Stored records:
----

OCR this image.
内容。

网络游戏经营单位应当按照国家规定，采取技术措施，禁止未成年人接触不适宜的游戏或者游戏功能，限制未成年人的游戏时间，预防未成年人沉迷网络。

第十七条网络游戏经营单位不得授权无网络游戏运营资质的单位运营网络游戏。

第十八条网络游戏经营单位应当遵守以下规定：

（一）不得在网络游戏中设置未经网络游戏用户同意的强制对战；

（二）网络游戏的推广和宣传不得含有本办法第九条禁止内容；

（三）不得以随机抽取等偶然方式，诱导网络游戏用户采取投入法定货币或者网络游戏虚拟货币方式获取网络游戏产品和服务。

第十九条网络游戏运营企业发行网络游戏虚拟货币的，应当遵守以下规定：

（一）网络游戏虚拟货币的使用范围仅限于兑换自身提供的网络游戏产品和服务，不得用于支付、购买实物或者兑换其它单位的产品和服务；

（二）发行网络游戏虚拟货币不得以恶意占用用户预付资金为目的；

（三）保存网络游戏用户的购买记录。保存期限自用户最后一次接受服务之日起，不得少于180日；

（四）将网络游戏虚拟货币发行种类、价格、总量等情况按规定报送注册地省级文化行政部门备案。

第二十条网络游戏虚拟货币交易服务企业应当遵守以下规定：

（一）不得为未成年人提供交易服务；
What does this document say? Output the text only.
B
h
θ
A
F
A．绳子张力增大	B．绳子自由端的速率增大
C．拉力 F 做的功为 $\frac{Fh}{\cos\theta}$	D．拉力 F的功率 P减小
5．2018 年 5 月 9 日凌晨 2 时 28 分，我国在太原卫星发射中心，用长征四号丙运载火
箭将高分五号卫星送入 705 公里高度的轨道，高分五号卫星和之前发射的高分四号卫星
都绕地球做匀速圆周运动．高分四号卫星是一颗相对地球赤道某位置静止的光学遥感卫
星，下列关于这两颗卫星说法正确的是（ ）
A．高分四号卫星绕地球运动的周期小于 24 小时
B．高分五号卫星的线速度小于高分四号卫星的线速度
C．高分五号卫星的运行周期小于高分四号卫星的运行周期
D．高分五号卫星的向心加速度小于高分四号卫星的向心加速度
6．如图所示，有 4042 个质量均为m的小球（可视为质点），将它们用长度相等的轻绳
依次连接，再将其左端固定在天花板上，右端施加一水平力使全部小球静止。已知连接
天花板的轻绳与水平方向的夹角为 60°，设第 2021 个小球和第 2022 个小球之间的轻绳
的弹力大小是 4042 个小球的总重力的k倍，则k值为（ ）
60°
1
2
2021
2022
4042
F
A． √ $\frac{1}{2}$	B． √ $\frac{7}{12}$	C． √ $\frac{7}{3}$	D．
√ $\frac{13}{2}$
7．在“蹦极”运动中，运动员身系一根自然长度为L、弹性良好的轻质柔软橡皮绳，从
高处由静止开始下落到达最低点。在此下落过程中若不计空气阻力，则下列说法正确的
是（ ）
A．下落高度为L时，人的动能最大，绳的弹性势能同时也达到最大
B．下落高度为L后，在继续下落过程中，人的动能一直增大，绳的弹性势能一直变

----

THE TASK:
Collect each line above holding the string "frac".

OUTPUT BELOW:
C．拉力 F 做的功为 $\frac{Fh}{\cos\theta}$	D．拉力 F的功率 P减小
A． √ $\frac{1}{2}$	B． √ $\frac{7}{12}$	C． √ $\frac{7}{3}$	D．
√ $\frac{13}{2}$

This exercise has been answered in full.